===== Extracted information
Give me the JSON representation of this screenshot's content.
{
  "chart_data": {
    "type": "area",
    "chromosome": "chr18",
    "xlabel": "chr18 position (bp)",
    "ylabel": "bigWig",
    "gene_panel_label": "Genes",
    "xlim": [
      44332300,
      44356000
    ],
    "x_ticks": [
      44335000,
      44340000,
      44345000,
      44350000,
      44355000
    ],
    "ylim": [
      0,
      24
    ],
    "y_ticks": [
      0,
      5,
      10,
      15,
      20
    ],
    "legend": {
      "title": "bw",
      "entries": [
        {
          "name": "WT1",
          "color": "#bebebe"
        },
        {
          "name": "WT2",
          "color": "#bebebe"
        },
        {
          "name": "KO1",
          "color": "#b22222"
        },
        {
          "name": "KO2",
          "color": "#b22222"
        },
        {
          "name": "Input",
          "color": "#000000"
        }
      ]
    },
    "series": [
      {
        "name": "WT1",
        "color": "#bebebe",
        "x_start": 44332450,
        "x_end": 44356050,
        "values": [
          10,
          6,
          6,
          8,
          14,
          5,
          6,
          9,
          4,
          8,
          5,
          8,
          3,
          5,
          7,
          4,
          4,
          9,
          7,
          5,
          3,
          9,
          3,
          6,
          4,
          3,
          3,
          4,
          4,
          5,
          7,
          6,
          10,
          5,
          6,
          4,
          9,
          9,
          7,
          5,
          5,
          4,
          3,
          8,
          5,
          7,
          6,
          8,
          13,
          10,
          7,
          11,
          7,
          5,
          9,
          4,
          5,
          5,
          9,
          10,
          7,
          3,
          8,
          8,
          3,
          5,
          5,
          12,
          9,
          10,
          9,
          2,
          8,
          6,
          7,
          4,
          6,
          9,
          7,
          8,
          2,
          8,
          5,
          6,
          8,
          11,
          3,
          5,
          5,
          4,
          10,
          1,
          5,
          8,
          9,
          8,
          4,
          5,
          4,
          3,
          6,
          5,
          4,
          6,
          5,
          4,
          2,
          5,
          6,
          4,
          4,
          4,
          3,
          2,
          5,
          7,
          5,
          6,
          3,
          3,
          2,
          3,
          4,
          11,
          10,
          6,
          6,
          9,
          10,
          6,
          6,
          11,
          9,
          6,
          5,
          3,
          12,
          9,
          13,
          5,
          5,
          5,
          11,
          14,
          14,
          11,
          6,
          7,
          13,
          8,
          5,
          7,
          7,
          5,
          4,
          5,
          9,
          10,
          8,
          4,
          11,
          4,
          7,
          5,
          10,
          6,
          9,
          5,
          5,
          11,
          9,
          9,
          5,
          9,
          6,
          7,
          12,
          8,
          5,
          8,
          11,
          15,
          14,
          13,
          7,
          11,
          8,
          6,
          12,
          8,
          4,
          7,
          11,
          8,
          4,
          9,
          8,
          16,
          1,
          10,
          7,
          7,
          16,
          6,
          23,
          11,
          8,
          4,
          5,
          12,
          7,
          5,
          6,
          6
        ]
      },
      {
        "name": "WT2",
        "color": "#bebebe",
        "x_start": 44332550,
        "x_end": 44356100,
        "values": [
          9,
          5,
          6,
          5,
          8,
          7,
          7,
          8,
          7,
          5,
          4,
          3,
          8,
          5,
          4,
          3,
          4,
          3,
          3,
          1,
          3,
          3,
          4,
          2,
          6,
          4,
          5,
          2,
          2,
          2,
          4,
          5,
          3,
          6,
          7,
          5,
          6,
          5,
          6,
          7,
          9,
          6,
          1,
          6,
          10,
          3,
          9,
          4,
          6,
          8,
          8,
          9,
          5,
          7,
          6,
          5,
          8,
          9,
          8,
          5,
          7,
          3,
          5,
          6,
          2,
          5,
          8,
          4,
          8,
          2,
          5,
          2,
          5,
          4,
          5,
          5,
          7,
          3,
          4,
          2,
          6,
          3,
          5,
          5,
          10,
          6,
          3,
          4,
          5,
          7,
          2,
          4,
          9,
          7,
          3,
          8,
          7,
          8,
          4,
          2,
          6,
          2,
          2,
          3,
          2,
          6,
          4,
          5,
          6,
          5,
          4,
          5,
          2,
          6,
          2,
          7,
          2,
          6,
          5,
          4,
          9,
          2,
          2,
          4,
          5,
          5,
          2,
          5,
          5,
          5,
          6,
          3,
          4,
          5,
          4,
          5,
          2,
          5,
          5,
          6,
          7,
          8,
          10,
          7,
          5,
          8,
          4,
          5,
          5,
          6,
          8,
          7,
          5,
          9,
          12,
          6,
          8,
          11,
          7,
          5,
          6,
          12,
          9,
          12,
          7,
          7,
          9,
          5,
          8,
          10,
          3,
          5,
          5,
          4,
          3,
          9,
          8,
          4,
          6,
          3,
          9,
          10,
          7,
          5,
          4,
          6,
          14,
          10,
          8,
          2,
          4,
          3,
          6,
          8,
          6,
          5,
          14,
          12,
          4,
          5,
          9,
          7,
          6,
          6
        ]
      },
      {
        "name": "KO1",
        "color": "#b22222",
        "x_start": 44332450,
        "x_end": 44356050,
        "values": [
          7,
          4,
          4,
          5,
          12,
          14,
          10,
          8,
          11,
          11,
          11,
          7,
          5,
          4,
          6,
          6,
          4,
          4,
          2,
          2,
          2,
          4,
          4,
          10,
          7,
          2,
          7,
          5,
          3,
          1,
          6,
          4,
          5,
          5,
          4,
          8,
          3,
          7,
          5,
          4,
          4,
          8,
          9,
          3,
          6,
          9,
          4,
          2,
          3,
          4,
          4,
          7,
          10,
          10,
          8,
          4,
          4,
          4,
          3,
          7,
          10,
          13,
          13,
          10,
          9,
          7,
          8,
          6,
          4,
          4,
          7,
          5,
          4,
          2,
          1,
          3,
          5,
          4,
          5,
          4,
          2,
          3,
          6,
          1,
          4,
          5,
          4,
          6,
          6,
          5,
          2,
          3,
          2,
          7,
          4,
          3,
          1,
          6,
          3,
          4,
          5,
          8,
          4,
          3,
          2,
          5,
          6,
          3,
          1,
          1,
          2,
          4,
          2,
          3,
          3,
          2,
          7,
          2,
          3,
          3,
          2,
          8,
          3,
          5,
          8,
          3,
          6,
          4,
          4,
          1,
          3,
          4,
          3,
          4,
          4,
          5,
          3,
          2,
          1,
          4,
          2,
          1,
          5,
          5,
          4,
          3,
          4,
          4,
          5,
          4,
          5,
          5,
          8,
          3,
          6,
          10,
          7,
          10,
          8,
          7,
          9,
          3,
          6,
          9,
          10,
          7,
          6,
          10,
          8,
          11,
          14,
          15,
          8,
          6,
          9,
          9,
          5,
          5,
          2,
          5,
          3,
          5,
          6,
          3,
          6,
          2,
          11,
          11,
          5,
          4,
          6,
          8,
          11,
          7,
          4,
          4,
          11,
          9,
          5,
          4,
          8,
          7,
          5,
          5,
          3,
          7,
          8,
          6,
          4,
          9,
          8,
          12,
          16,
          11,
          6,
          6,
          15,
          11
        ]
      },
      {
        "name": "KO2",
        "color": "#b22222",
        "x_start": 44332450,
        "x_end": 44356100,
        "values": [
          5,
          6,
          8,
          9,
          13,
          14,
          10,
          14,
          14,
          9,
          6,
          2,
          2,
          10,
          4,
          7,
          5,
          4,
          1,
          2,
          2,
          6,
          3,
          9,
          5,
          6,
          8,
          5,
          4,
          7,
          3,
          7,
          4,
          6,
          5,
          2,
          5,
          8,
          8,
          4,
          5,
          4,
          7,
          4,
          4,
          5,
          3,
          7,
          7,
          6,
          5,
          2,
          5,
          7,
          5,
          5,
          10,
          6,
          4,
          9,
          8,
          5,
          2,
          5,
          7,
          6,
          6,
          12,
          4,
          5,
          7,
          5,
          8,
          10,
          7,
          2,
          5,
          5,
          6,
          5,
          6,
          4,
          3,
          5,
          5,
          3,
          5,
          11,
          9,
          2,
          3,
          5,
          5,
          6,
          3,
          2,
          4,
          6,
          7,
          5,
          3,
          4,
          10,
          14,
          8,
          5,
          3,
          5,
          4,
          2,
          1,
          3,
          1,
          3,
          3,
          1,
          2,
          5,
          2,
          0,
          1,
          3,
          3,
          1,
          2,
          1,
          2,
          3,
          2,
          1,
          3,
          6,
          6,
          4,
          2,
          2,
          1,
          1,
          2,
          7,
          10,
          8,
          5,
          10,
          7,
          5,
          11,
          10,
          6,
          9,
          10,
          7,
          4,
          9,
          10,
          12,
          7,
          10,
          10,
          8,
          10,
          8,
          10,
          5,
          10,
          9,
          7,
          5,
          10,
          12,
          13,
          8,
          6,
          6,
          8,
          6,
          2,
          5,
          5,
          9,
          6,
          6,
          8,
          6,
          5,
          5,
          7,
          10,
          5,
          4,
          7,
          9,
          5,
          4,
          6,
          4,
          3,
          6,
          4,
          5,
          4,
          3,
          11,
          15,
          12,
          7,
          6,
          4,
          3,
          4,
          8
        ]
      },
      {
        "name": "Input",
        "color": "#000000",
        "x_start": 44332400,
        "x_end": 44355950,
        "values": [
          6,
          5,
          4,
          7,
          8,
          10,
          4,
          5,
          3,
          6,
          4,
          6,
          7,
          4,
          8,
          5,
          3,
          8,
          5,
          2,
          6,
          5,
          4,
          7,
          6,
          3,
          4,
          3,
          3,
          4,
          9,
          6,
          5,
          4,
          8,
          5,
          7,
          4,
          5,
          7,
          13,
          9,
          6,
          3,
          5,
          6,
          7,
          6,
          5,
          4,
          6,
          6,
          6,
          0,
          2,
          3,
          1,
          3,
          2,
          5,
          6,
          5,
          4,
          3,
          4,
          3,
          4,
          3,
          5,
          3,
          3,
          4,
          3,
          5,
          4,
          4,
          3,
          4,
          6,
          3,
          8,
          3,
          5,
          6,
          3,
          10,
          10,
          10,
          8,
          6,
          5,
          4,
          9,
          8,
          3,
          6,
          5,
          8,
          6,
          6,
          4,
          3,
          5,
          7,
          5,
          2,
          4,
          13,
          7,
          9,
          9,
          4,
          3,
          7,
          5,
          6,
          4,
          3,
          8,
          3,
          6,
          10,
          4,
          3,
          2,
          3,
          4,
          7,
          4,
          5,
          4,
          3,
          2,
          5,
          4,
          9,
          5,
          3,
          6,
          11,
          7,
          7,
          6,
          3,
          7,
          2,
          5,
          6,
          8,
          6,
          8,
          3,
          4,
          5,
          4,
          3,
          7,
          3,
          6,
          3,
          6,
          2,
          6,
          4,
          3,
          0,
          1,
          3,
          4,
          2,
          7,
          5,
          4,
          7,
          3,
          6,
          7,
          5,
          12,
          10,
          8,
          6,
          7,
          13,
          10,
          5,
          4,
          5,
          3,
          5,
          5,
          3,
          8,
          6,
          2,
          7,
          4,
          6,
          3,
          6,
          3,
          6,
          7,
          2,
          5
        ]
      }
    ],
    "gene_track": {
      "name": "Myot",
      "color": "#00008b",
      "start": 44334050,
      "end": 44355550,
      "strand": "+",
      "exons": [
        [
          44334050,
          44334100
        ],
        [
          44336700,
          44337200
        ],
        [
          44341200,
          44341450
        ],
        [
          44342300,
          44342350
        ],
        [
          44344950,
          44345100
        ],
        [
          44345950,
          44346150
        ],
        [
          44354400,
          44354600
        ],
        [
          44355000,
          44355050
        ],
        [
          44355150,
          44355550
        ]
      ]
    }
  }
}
==========
■ Work request ■
Your task is to collect every line above that contains the word "name".

■ Exercise response ■
          "name": "WT1",
          "name": "WT2",
          "name": "KO1",
          "name": "KO2",
          "name": "Input",
        "name": "WT1",
        "name": "WT2",
        "name": "KO1",
        "name": "KO2",
        "name": "Input",
      "name": "Myot",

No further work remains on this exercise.